(Figure contents as structured data)

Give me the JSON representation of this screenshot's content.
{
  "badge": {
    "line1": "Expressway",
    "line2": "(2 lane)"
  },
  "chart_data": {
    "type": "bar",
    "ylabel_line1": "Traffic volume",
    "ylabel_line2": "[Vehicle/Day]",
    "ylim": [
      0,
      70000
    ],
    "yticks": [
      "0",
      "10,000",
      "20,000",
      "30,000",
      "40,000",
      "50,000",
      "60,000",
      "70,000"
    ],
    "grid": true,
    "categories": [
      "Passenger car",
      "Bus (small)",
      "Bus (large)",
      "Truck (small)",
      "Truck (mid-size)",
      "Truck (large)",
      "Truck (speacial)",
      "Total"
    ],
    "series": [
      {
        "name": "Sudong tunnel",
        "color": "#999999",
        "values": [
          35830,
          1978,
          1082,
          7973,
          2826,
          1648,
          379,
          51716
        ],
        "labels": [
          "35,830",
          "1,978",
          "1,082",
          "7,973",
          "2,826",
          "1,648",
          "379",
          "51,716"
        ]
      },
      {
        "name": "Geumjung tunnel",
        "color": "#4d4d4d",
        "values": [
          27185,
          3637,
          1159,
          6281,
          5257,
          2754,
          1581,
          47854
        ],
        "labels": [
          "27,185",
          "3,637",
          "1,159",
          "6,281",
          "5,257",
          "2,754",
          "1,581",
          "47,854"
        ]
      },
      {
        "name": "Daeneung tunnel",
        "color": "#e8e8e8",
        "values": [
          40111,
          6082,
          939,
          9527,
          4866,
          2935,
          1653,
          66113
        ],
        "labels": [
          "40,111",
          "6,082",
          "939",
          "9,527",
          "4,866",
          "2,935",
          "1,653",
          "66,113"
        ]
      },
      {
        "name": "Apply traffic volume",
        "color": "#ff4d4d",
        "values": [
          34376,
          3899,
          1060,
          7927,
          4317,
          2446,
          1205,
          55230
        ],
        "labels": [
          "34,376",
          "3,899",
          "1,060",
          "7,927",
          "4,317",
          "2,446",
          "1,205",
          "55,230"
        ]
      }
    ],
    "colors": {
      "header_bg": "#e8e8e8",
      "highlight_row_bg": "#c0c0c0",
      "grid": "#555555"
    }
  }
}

• _TASK GOAL_
Write out each line of the data above again, exactly as given.

• _SOLUTION BELOW_
Give me the JSON representation of this screenshot's content.
{
  "badge": {
    "line1": "Expressway",
    "line2": "(2 lane)"
  },
  "chart_data": {
    "type": "bar",
    "ylabel_line1": "Traffic volume",
    "ylabel_line2": "[Vehicle/Day]",
    "ylim": [
      0,
      70000
    ],
    "yticks": [
      "0",
      "10,000",
      "20,000",
      "30,000",
      "40,000",
      "50,000",
      "60,000",
      "70,000"
    ],
    "grid": true,
    "categories": [
      "Passenger car",
      "Bus (small)",
      "Bus (large)",
      "Truck (small)",
      "Truck (mid-size)",
      "Truck (large)",
      "Truck (speacial)",
      "Total"
    ],
    "series": [
      {
        "name": "Sudong tunnel",
        "color": "#999999",
        "values": [
          35830,
          1978,
          1082,
          7973,
          2826,
          1648,
          379,
          51716
        ],
        "labels": [
          "35,830",
          "1,978",
          "1,082",
          "7,973",
          "2,826",
          "1,648",
          "379",
          "51,716"
        ]
      },
      {
        "name": "Geumjung tunnel",
        "color": "#4d4d4d",
        "values": [
          27185,
          3637,
          1159,
          6281,
          5257,
          2754,
          1581,
          47854
        ],
        "labels": [
          "27,185",
          "3,637",
          "1,159",
          "6,281",
          "5,257",
          "2,754",
          "1,581",
          "47,854"
        ]
      },
      {
        "name": "Daeneung tunnel",
        "color": "#e8e8e8",
        "values": [
          40111,
          6082,
          939,
          9527,
          4866,
          2935,
          1653,
          66113
        ],
        "labels": [
          "40,111",
          "6,082",
          "939",
          "9,527",
          "4,866",
          "2,935",
          "1,653",
          "66,113"
        ]
      },
      {
        "name": "Apply traffic volume",
        "color": "#ff4d4d",
        "values": [
          34376,
          3899,
          1060,
          7927,
          4317,
          2446,
          1205,
          55230
        ],
        "labels": [
          "34,376",
          "3,899",
          "1,060",
          "7,927",
          "4,317",
          "2,446",
          "1,205",
          "55,230"
        ]
      }
    ],
    "colors": {
      "header_bg": "#e8e8e8",
      "highlight_row_bg": "#c0c0c0",
      "grid": "#555555"
    }
  }
}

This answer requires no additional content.